• Task description: Write out the full set of records below exactly.
:: Record list ::
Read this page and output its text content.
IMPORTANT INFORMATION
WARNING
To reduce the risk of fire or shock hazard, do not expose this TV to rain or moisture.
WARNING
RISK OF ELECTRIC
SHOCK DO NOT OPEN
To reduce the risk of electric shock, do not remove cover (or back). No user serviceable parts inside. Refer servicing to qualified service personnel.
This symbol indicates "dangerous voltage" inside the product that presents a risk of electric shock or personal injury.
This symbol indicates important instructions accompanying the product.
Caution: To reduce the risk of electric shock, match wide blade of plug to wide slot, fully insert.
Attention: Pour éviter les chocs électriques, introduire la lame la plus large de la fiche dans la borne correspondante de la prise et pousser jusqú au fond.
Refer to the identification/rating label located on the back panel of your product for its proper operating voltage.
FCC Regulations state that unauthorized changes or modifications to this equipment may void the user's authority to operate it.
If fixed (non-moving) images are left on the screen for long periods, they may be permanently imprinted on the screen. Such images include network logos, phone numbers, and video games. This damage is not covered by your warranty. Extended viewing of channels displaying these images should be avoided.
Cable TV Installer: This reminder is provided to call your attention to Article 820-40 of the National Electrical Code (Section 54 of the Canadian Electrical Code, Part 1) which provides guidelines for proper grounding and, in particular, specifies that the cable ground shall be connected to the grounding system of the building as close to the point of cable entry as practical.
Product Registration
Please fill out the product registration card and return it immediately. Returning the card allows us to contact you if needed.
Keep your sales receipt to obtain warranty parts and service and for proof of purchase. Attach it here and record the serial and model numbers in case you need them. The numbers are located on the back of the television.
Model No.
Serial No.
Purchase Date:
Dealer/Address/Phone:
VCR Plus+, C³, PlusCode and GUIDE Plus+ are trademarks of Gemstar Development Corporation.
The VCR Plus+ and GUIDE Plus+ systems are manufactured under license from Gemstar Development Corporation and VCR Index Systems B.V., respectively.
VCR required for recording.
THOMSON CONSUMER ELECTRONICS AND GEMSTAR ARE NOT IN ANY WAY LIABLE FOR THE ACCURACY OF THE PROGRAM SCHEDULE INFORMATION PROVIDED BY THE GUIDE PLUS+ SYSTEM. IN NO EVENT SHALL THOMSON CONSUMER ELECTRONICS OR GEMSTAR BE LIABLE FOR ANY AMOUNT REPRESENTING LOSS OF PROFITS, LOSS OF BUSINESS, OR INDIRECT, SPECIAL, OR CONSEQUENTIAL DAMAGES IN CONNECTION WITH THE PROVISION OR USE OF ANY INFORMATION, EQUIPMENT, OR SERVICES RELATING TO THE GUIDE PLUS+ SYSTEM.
:::
• Reply to the exercise:
Read this page and output its text content.
IMPORTANT INFORMATION
WARNING
To reduce the risk of fire or shock hazard, do not expose this TV to rain or moisture.
WARNING
RISK OF ELECTRIC
SHOCK DO NOT OPEN
To reduce the risk of electric shock, do not remove cover (or back). No user serviceable parts inside. Refer servicing to qualified service personnel.
This symbol indicates "dangerous voltage" inside the product that presents a risk of electric shock or personal injury.
This symbol indicates important instructions accompanying the product.
Caution: To reduce the risk of electric shock, match wide blade of plug to wide slot, fully insert.
Attention: Pour éviter les chocs électriques, introduire la lame la plus large de la fiche dans la borne correspondante de la prise et pousser jusqú au fond.
Refer to the identification/rating label located on the back panel of your product for its proper operating voltage.
FCC Regulations state that unauthorized changes or modifications to this equipment may void the user's authority to operate it.
If fixed (non-moving) images are left on the screen for long periods, they may be permanently imprinted on the screen. Such images include network logos, phone numbers, and video games. This damage is not covered by your warranty. Extended viewing of channels displaying these images should be avoided.
Cable TV Installer: This reminder is provided to call your attention to Article 820-40 of the National Electrical Code (Section 54 of the Canadian Electrical Code, Part 1) which provides guidelines for proper grounding and, in particular, specifies that the cable ground shall be connected to the grounding system of the building as close to the point of cable entry as practical.
Product Registration
Please fill out the product registration card and return it immediately. Returning the card allows us to contact you if needed.
Keep your sales receipt to obtain warranty parts and service and for proof of purchase. Attach it here and record the serial and model numbers in case you need them. The numbers are located on the back of the television.
Model No.
Serial No.
Purchase Date:
Dealer/Address/Phone:
VCR Plus+, C³, PlusCode and GUIDE Plus+ are trademarks of Gemstar Development Corporation.
The VCR Plus+ and GUIDE Plus+ systems are manufactured under license from Gemstar Development Corporation and VCR Index Systems B.V., respectively.
VCR required for recording.
THOMSON CONSUMER ELECTRONICS AND GEMSTAR ARE NOT IN ANY WAY LIABLE FOR THE ACCURACY OF THE PROGRAM SCHEDULE INFORMATION PROVIDED BY THE GUIDE PLUS+ SYSTEM. IN NO EVENT SHALL THOMSON CONSUMER ELECTRONICS OR GEMSTAR BE LIABLE FOR ANY AMOUNT REPRESENTING LOSS OF PROFITS, LOSS OF BUSINESS, OR INDIRECT, SPECIAL, OR CONSEQUENTIAL DAMAGES IN CONNECTION WITH THE PROVISION OR USE OF ANY INFORMATION, EQUIPMENT, OR SERVICES RELATING TO THE GUIDE PLUS+ SYSTEM.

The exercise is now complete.